### Exercise material
◆ ◆ ◆ ◆

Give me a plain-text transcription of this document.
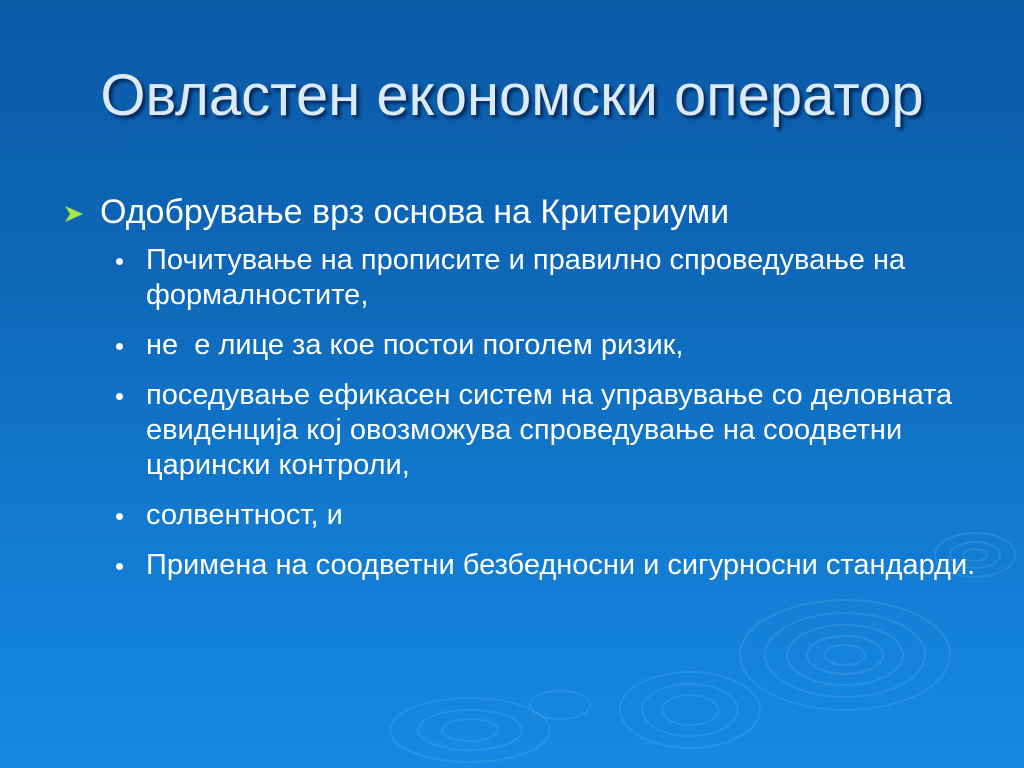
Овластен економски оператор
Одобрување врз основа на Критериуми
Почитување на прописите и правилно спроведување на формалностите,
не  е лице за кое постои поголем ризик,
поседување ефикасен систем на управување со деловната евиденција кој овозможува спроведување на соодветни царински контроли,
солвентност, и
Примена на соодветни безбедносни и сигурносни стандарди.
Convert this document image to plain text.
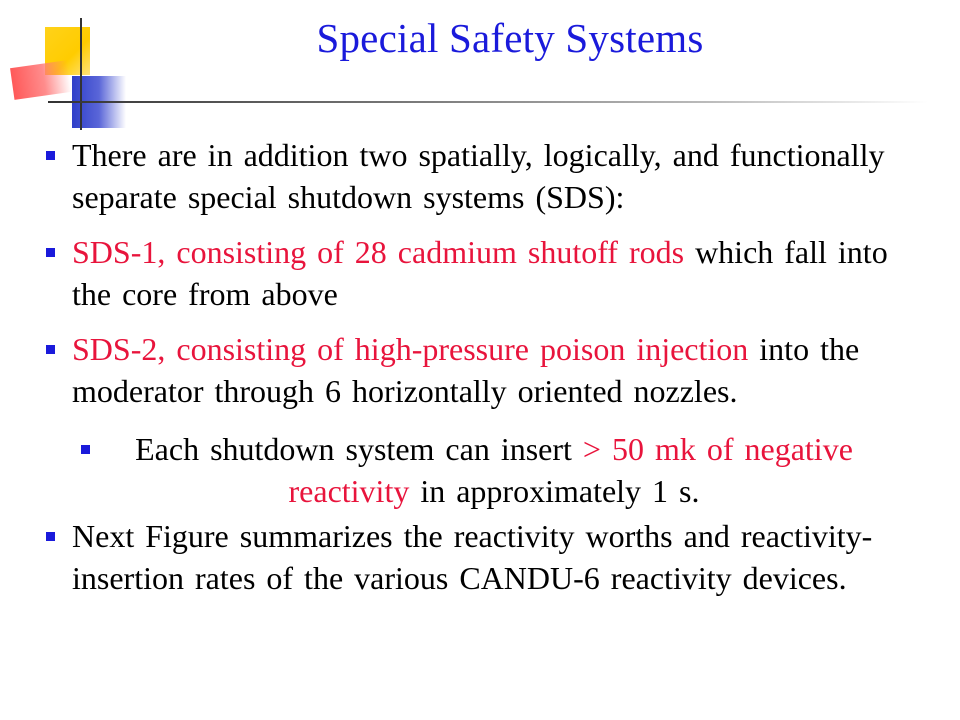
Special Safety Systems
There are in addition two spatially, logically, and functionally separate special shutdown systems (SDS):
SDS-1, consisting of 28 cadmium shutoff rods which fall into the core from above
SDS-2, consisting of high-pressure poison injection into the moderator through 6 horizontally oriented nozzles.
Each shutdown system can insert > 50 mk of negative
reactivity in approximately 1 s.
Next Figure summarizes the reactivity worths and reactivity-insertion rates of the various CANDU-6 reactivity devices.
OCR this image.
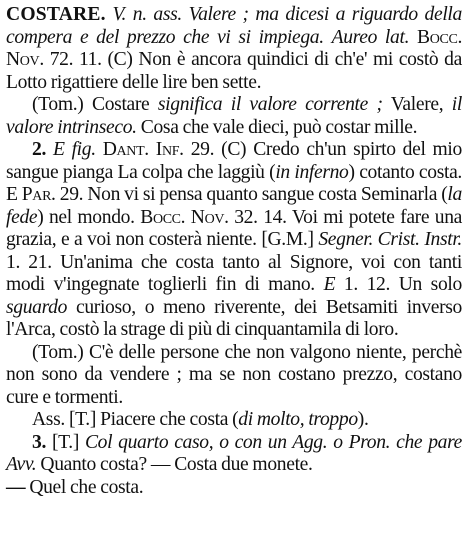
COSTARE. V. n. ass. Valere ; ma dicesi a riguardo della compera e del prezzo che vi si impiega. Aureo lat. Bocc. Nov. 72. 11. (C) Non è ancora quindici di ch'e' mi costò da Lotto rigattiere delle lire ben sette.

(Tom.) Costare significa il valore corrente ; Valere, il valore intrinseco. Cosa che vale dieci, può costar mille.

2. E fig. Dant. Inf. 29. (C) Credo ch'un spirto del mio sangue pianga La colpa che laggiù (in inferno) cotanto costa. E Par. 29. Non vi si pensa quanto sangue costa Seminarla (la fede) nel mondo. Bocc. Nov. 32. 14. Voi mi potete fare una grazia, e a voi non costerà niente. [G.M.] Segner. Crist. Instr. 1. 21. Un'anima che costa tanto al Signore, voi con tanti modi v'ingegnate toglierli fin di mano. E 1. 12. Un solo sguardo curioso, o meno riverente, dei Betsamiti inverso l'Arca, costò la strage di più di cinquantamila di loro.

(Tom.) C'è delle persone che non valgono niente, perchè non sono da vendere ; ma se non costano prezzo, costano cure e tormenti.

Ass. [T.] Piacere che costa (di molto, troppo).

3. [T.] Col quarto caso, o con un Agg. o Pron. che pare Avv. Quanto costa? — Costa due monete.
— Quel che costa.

◆ ◆ ◆ ◆

### Exercise description
Pictures in the records above are not copied; print everything else exactly.

### Exercise result
Give me a plain-text transcription of this document.
Овластен економски оператор
Одобрување врз основа на Критериуми
Почитување на прописите и правилно спроведување на формалностите,
не  е лице за кое постои поголем ризик,
поседување ефикасен систем на управување со деловната евиденција кој овозможува спроведување на соодветни царински контроли,
солвентност, и
Примена на соодветни безбедносни и сигурносни стандарди.
Convert this document image to plain text.
Special Safety Systems
There are in addition two spatially, logically, and functionally separate special shutdown systems (SDS):
SDS-1, consisting of 28 cadmium shutoff rods which fall into the core from above
SDS-2, consisting of high-pressure poison injection into the moderator through 6 horizontally oriented nozzles.
Each shutdown system can insert > 50 mk of negative
reactivity in approximately 1 s.
Next Figure summarizes the reactivity worths and reactivity-insertion rates of the various CANDU-6 reactivity devices.
OCR this image.
COSTARE. V. n. ass. Valere ; ma dicesi a riguardo della compera e del prezzo che vi si impiega. Aureo lat. Bocc. Nov. 72. 11. (C) Non è ancora quindici di ch'e' mi costò da Lotto rigattiere delle lire ben sette.

(Tom.) Costare significa il valore corrente ; Valere, il valore intrinseco. Cosa che vale dieci, può costar mille.

2. E fig. Dant. Inf. 29. (C) Credo ch'un spirto del mio sangue pianga La colpa che laggiù (in inferno) cotanto costa. E Par. 29. Non vi si pensa quanto sangue costa Seminarla (la fede) nel mondo. Bocc. Nov. 32. 14. Voi mi potete fare una grazia, e a voi non costerà niente. [G.M.] Segner. Crist. Instr. 1. 21. Un'anima che costa tanto al Signore, voi con tanti modi v'ingegnate toglierli fin di mano. E 1. 12. Un solo sguardo curioso, o meno riverente, dei Betsamiti inverso l'Arca, costò la strage di più di cinquantamila di loro.

(Tom.) C'è delle persone che non valgono niente, perchè non sono da vendere ; ma se non costano prezzo, costano cure e tormenti.

Ass. [T.] Piacere che costa (di molto, troppo).

3. [T.] Col quarto caso, o con un Agg. o Pron. che pare Avv. Quanto costa? — Costa due monete.
— Quel che costa.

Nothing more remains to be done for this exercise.